• _Written exercise_: Omit the pictures from the entries below and retype everything else exactly.

• _Data rows_:
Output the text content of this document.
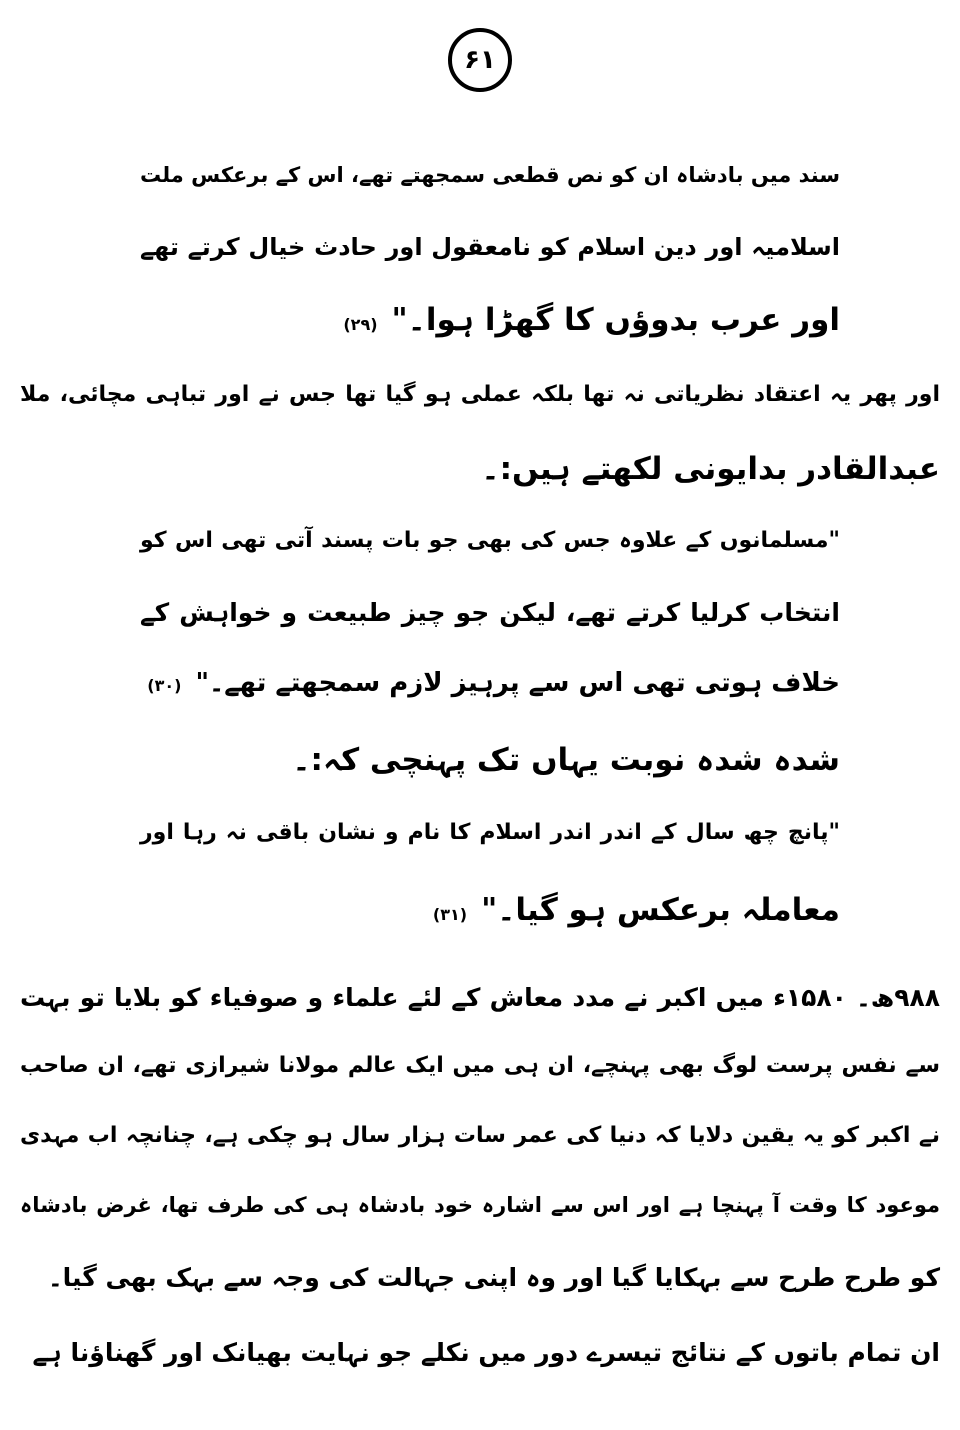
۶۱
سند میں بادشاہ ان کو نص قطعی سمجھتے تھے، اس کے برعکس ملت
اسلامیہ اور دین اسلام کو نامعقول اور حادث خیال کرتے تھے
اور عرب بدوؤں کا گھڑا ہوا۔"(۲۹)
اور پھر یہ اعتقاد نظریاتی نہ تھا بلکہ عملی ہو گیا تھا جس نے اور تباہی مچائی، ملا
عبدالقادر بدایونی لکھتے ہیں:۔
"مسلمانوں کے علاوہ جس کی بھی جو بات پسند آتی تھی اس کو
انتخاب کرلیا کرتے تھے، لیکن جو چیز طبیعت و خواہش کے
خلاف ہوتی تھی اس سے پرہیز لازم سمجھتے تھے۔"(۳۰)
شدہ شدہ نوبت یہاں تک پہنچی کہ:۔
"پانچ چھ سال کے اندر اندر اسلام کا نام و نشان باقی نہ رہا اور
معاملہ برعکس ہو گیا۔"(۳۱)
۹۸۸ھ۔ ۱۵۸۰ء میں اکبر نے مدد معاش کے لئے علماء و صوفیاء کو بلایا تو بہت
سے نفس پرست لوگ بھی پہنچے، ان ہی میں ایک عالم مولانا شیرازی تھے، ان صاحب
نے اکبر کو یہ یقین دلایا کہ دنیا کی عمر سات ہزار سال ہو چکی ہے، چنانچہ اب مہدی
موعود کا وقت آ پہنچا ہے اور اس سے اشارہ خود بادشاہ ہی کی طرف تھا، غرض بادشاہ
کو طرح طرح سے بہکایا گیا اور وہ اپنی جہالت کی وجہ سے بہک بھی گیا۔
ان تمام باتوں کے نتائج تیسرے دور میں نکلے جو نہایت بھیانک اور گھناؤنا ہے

• _Response to this task_:
Output the text content of this document.
۶۱
سند میں بادشاہ ان کو نص قطعی سمجھتے تھے، اس کے برعکس ملت
اسلامیہ اور دین اسلام کو نامعقول اور حادث خیال کرتے تھے
اور عرب بدوؤں کا گھڑا ہوا۔"(۲۹)
اور پھر یہ اعتقاد نظریاتی نہ تھا بلکہ عملی ہو گیا تھا جس نے اور تباہی مچائی، ملا
عبدالقادر بدایونی لکھتے ہیں:۔
"مسلمانوں کے علاوہ جس کی بھی جو بات پسند آتی تھی اس کو
انتخاب کرلیا کرتے تھے، لیکن جو چیز طبیعت و خواہش کے
خلاف ہوتی تھی اس سے پرہیز لازم سمجھتے تھے۔"(۳۰)
شدہ شدہ نوبت یہاں تک پہنچی کہ:۔
"پانچ چھ سال کے اندر اندر اسلام کا نام و نشان باقی نہ رہا اور
معاملہ برعکس ہو گیا۔"(۳۱)
۹۸۸ھ۔ ۱۵۸۰ء میں اکبر نے مدد معاش کے لئے علماء و صوفیاء کو بلایا تو بہت
سے نفس پرست لوگ بھی پہنچے، ان ہی میں ایک عالم مولانا شیرازی تھے، ان صاحب
نے اکبر کو یہ یقین دلایا کہ دنیا کی عمر سات ہزار سال ہو چکی ہے، چنانچہ اب مہدی
موعود کا وقت آ پہنچا ہے اور اس سے اشارہ خود بادشاہ ہی کی طرف تھا، غرض بادشاہ
کو طرح طرح سے بہکایا گیا اور وہ اپنی جہالت کی وجہ سے بہک بھی گیا۔
ان تمام باتوں کے نتائج تیسرے دور میں نکلے جو نہایت بھیانک اور گھناؤنا ہے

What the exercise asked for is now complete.